### Provided material

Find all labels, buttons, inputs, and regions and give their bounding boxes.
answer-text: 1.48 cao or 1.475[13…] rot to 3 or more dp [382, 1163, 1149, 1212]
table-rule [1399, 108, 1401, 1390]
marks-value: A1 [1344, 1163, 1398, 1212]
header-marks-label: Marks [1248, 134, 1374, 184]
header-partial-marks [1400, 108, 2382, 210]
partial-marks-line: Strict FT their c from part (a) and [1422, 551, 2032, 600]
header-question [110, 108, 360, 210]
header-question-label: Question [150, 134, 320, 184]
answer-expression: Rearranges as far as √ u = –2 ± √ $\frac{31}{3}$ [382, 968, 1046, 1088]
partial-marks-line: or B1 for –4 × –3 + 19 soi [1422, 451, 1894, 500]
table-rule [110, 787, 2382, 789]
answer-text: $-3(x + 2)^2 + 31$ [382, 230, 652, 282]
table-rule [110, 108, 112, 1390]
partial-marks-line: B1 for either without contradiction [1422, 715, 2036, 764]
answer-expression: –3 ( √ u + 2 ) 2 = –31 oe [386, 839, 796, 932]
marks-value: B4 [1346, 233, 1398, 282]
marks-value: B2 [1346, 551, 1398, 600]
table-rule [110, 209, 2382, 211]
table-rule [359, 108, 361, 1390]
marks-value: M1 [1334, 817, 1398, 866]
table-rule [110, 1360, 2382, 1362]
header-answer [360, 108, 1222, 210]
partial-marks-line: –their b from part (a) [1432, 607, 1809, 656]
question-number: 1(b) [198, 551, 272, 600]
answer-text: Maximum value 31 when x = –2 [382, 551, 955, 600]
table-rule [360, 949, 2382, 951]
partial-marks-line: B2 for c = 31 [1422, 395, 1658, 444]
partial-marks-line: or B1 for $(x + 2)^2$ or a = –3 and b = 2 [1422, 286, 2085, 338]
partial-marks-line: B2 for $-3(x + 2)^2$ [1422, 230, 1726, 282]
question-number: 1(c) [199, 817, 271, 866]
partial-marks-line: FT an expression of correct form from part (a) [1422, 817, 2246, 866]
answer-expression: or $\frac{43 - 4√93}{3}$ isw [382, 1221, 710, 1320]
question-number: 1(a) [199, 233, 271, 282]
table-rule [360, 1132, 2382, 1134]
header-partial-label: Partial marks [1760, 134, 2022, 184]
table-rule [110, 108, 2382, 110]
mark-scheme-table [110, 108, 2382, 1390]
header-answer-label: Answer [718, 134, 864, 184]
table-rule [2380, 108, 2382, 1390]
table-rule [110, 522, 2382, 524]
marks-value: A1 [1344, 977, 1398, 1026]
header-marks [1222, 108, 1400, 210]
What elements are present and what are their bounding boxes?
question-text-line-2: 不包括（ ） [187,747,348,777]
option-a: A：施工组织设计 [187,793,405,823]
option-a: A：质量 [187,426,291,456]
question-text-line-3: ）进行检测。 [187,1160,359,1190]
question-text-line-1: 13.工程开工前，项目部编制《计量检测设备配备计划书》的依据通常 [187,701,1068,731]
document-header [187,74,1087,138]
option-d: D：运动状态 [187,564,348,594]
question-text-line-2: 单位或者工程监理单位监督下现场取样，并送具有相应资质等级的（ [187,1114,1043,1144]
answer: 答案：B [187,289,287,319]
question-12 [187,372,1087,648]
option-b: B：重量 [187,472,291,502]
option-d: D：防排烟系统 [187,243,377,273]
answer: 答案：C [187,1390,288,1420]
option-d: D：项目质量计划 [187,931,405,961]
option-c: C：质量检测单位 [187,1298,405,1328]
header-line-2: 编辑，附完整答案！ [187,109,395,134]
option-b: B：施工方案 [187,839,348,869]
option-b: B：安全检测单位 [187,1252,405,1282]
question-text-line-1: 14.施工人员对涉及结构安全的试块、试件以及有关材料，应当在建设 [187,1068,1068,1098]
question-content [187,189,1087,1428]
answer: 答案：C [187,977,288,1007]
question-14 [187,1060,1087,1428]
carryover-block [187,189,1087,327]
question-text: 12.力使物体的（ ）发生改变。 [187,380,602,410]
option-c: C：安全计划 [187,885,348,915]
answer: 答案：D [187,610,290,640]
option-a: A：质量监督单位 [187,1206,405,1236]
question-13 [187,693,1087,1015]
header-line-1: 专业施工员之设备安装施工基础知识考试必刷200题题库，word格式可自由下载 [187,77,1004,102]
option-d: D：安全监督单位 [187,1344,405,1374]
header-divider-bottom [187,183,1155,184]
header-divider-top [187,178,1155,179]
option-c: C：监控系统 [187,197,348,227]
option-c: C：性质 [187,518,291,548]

######

What is needed:
Rewrite all the items above, swapping each "table-rule" for "grid-line" and leaving everything else as it is.

Answer to this exercise:
Find all labels, buttons, inputs, and regions and give their bounding boxes.
answer-text: 1.48 cao or 1.475[13…] rot to 3 or more dp [382, 1163, 1149, 1212]
grid-line [1399, 108, 1401, 1390]
marks-value: A1 [1344, 1163, 1398, 1212]
header-marks-label: Marks [1248, 134, 1374, 184]
header-partial-marks [1400, 108, 2382, 210]
partial-marks-line: Strict FT their c from part (a) and [1422, 551, 2032, 600]
header-question [110, 108, 360, 210]
header-question-label: Question [150, 134, 320, 184]
answer-expression: Rearranges as far as √ u = –2 ± √ $\frac{31}{3}$ [382, 968, 1046, 1088]
partial-marks-line: or B1 for –4 × –3 + 19 soi [1422, 451, 1894, 500]
grid-line [110, 787, 2382, 789]
answer-text: $-3(x + 2)^2 + 31$ [382, 230, 652, 282]
grid-line [110, 108, 112, 1390]
partial-marks-line: B1 for either without contradiction [1422, 715, 2036, 764]
answer-expression: –3 ( √ u + 2 ) 2 = –31 oe [386, 839, 796, 932]
marks-value: B4 [1346, 233, 1398, 282]
marks-value: B2 [1346, 551, 1398, 600]
grid-line [110, 209, 2382, 211]
grid-line [359, 108, 361, 1390]
marks-value: M1 [1334, 817, 1398, 866]
grid-line [110, 1360, 2382, 1362]
header-answer [360, 108, 1222, 210]
partial-marks-line: –their b from part (a) [1432, 607, 1809, 656]
question-number: 1(b) [198, 551, 272, 600]
answer-text: Maximum value 31 when x = –2 [382, 551, 955, 600]
grid-line [360, 949, 2382, 951]
partial-marks-line: B2 for c = 31 [1422, 395, 1658, 444]
partial-marks-line: or B1 for $(x + 2)^2$ or a = –3 and b = 2 [1422, 286, 2085, 338]
partial-marks-line: B2 for $-3(x + 2)^2$ [1422, 230, 1726, 282]
question-number: 1(c) [199, 817, 271, 866]
partial-marks-line: FT an expression of correct form from part (a) [1422, 817, 2246, 866]
answer-expression: or $\frac{43 - 4√93}{3}$ isw [382, 1221, 710, 1320]
question-number: 1(a) [199, 233, 271, 282]
grid-line [360, 1132, 2382, 1134]
header-partial-label: Partial marks [1760, 134, 2022, 184]
grid-line [110, 108, 2382, 110]
mark-scheme-table [110, 108, 2382, 1390]
header-answer-label: Answer [718, 134, 864, 184]
grid-line [2380, 108, 2382, 1390]
grid-line [110, 522, 2382, 524]
marks-value: A1 [1344, 977, 1398, 1026]
header-marks [1222, 108, 1400, 210]
What elements are present and what are their bounding boxes?
question-text-line-2: 不包括（ ） [187,747,348,777]
option-a: A：施工组织设计 [187,793,405,823]
option-a: A：质量 [187,426,291,456]
question-text-line-3: ）进行检测。 [187,1160,359,1190]
question-text-line-1: 13.工程开工前，项目部编制《计量检测设备配备计划书》的依据通常 [187,701,1068,731]
document-header [187,74,1087,138]
option-d: D：运动状态 [187,564,348,594]
question-text-line-2: 单位或者工程监理单位监督下现场取样，并送具有相应资质等级的（ [187,1114,1043,1144]
answer: 答案：B [187,289,287,319]
question-12 [187,372,1087,648]
option-b: B：重量 [187,472,291,502]
option-d: D：防排烟系统 [187,243,377,273]
answer: 答案：C [187,1390,288,1420]
option-d: D：项目质量计划 [187,931,405,961]
option-c: C：质量检测单位 [187,1298,405,1328]
header-line-2: 编辑，附完整答案！ [187,109,395,134]
option-b: B：施工方案 [187,839,348,869]
option-b: B：安全检测单位 [187,1252,405,1282]
question-text-line-1: 14.施工人员对涉及结构安全的试块、试件以及有关材料，应当在建设 [187,1068,1068,1098]
question-content [187,189,1087,1428]
answer: 答案：C [187,977,288,1007]
question-14 [187,1060,1087,1428]
carryover-block [187,189,1087,327]
question-text: 12.力使物体的（ ）发生改变。 [187,380,602,410]
option-c: C：安全计划 [187,885,348,915]
answer: 答案：D [187,610,290,640]
option-a: A：质量监督单位 [187,1206,405,1236]
question-13 [187,693,1087,1015]
header-line-1: 专业施工员之设备安装施工基础知识考试必刷200题题库，word格式可自由下载 [187,77,1004,102]
option-d: D：安全监督单位 [187,1344,405,1374]
header-divider-bottom [187,183,1155,184]
header-divider-top [187,178,1155,179]
option-c: C：监控系统 [187,197,348,227]
option-c: C：性质 [187,518,291,548]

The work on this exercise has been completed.